** Start **
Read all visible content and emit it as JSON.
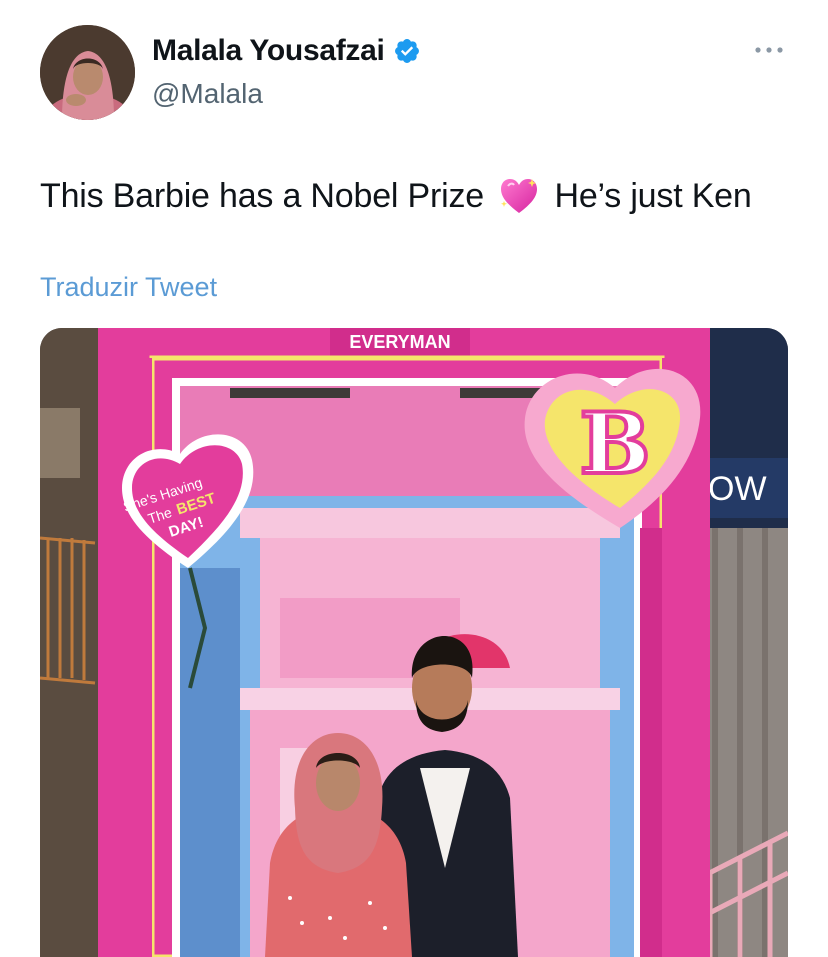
{
  "author": {
    "display_name": "Malala Yousafzai",
    "handle": "@Malala",
    "verified": true,
    "avatar_icon": "profile-photo"
  },
  "more_menu_icon": "more-horizontal-icon",
  "tweet": {
    "text_before_emoji": "This Barbie has a Nobel Prize",
    "emoji": "sparkling-heart",
    "text_after_emoji": "He’s just Ken"
  },
  "translate_label": "Traduzir Tweet",
  "media": {
    "sign_text": "EVERYMAN",
    "heart_badge_line1": "She's Having",
    "heart_badge_line2": "The",
    "heart_badge_best": "BEST",
    "heart_badge_day": "DAY!",
    "logo_letter": "B",
    "right_sign_text": "OW",
    "colors": {
      "barbie_pink": "#e33d9c",
      "light_pink": "#f7a9cf",
      "yellow_trim": "#f5e56b",
      "sky_blue": "#7fb4e8"
    }
  }
}
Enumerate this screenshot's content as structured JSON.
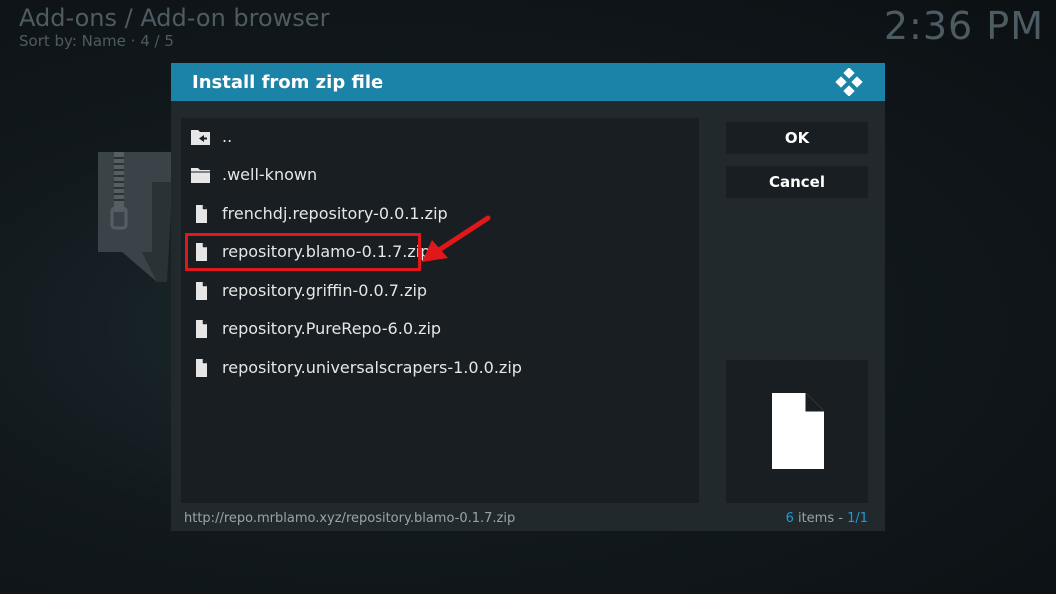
{
  "header": {
    "breadcrumb": "Add-ons / Add-on browser",
    "sort_info": "Sort by: Name  ·  4 / 5",
    "clock": "2:36 PM"
  },
  "dialog": {
    "title": "Install from zip file",
    "items": [
      {
        "label": "..",
        "icon": "folder-back-icon"
      },
      {
        "label": ".well-known",
        "icon": "folder-icon"
      },
      {
        "label": "frenchdj.repository-0.0.1.zip",
        "icon": "file-icon"
      },
      {
        "label": "repository.blamo-0.1.7.zip",
        "icon": "file-icon"
      },
      {
        "label": "repository.griffin-0.0.7.zip",
        "icon": "file-icon"
      },
      {
        "label": "repository.PureRepo-6.0.zip",
        "icon": "file-icon"
      },
      {
        "label": "repository.universalscrapers-1.0.0.zip",
        "icon": "file-icon"
      }
    ],
    "ok_label": "OK",
    "cancel_label": "Cancel",
    "footer_path": "http://repo.mrblamo.xyz/repository.blamo-0.1.7.zip",
    "count_number": "6",
    "count_text": " items - ",
    "page": "1/1"
  },
  "colors": {
    "header_bar": "#1b83a8",
    "highlight": "#e0181b",
    "accent": "#1b9dd6"
  }
}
** End **
-- Task details --
From the material above, copy each line that includes the word "Malala".

-- The result --
    "display_name": "Malala Yousafzai",
    "handle": "@Malala",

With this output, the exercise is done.